== Extracted text ==

This query would return all transactions for a given owner older than a timestamp, passed as parameters. ScanIndexForward: false, is essential, because it retrieves records starting with the most recent.

Given this query, the getTotalByOwner function in transaction/lambda/database.ts loops through records, calculating a total, until it finds a summary record. It then adds a new summary record to the transactions table to speed up follow-up requests. The data in the table may look like this:

{
  "transactions": [
    {"amount": 14, "createdAt": 1690052471641, "owner": "owner1", "id": "id14"},
    {"amount": 91, "createdAt": 1690016544701, "owner": "owner1", "id": "summary-owner1-1690016544701", "type": "summary"},
    {"amount": 13, "createdAt": 1690016527772, "owner": "owner1", "id": "id13"},
    ...
    {"amount": 3, "createdAt": 1690016421753, "owner": "owner1", "id": "id3"},
    {"amount": 3, "createdAt": 1690016395422, "owner": "owner1", "id": "summary-owner1-1690016395422", "type": "summary"},
    {"amount": 2, "createdAt": 1690016368019, "owner": "owner1", "id": "id2"},
    {"amount": 1, "createdAt": 1690016361282, "owner": "owner1", "id": "id1"}
  ]
}

So there’s a list of transactions with an amount and id sorted by createdAt and interspersed with transactions where type is summary.

The algorithm in const getTotalByOwner = async (owner: string)... retrieves the total, while trying to cope with potential concurrency issues. In pseudocode:

define the query
define a summary record with the current date as its createdAt value
while there's more data, get a set of record
    loop through the records
        add the value of amount to total
        exit the loop if the type of the record is summary
    update the query and get the next set of records
save the summary value in the transactions table        

There are some pitfalls that are addressed by the code in getTotalByOwner. Several processes may try to read the transaction table for a owner concurrently. Or a record may be added while we’re calculating the summary. To protect against concurrency issues, the code creates a summary record with the current date as its createdAt value as its first action. Then transactions are queried that are older than the timestamp in the new summary record. This freezes the dataset the summary is based on: even if records are added the set considered for the summary won’t change.

== Supplied records ==
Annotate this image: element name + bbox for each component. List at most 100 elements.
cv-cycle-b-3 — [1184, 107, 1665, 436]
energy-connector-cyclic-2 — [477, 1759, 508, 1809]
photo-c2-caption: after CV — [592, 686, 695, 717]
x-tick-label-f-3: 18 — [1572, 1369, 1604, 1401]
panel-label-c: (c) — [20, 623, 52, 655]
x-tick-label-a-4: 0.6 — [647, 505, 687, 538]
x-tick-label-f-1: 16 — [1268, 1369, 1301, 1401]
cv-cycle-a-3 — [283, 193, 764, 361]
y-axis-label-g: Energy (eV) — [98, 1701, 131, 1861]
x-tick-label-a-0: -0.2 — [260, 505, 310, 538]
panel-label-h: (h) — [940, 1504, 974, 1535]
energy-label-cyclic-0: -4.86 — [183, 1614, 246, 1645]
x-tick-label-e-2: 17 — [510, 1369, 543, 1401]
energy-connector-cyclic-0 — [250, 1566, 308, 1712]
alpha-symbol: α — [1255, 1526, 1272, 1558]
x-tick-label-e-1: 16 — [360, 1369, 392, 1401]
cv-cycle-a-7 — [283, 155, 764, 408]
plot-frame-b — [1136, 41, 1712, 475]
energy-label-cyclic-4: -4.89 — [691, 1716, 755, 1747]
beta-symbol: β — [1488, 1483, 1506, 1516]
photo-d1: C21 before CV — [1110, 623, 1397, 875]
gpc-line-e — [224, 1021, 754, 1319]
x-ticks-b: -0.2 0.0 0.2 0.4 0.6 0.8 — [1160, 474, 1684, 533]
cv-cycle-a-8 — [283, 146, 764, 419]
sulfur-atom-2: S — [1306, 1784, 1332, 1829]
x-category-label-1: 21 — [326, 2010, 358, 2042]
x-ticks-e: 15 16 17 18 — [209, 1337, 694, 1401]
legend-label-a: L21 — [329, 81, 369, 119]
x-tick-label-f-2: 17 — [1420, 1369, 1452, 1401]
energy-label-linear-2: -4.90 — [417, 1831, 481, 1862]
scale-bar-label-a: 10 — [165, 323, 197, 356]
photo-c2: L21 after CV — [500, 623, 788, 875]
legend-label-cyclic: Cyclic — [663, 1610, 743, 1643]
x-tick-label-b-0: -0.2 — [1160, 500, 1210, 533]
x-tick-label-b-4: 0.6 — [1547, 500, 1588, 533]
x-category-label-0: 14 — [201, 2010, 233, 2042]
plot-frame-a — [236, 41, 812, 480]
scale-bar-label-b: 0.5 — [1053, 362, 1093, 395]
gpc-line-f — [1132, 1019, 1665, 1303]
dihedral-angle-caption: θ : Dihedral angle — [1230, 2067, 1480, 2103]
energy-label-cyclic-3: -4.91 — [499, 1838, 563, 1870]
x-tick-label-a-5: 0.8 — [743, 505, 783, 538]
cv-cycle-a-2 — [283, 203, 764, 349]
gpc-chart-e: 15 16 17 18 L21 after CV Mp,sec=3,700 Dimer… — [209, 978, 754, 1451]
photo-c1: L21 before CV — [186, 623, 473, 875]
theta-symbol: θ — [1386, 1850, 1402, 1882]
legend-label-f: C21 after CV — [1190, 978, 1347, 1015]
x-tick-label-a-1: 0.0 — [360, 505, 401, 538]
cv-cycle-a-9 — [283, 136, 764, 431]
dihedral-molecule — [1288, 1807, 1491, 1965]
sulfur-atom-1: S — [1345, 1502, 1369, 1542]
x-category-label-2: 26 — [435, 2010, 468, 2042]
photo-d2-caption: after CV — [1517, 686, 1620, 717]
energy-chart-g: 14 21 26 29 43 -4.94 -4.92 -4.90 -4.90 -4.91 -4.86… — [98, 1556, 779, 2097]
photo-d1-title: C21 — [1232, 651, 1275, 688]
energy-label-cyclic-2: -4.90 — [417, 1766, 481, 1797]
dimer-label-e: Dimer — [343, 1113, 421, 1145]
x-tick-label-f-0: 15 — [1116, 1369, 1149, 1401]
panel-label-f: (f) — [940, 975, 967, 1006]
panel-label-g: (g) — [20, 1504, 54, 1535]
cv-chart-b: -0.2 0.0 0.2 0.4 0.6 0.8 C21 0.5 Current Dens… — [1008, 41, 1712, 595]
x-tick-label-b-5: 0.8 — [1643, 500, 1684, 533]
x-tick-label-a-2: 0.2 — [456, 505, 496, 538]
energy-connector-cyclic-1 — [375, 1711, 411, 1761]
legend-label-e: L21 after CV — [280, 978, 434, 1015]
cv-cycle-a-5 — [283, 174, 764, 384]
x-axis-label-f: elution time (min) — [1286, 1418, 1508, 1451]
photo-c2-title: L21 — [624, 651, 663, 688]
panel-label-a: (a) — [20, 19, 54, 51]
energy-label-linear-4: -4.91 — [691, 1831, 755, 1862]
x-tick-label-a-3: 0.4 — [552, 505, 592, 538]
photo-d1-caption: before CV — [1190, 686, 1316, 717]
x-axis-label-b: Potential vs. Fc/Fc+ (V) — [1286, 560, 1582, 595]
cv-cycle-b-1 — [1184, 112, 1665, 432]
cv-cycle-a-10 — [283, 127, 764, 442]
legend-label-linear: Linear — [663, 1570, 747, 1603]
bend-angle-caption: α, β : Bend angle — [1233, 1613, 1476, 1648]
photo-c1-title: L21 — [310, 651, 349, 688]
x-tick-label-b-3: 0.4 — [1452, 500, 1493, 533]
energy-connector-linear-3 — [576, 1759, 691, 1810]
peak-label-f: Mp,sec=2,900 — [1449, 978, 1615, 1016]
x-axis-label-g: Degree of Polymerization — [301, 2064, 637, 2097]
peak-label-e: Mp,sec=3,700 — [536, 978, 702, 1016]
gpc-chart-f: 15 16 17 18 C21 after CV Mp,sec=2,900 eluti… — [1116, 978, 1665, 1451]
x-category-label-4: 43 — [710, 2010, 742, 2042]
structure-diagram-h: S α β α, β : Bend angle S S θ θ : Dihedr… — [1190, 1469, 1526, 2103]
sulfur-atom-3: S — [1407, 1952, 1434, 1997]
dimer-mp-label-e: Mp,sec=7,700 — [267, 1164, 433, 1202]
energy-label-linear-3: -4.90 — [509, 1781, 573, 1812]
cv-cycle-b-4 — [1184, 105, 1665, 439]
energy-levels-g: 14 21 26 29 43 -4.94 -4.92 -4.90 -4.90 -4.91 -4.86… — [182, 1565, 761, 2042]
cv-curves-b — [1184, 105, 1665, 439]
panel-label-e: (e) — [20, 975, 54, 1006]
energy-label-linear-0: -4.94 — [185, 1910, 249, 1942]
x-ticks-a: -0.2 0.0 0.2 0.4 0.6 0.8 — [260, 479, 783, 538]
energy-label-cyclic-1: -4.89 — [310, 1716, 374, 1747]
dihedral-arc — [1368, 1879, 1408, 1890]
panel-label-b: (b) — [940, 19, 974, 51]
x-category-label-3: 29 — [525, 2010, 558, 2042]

== Assignment ==
From the text on transaction summaries, quote the stretch from "This query would" through "the most recent." word for word.

== Solution for this exercise ==
This query would return all transactions for a given owner older than a timestamp, passed as parameters. ScanIndexForward: false, is essential, because it retrieves records starting with the most recent.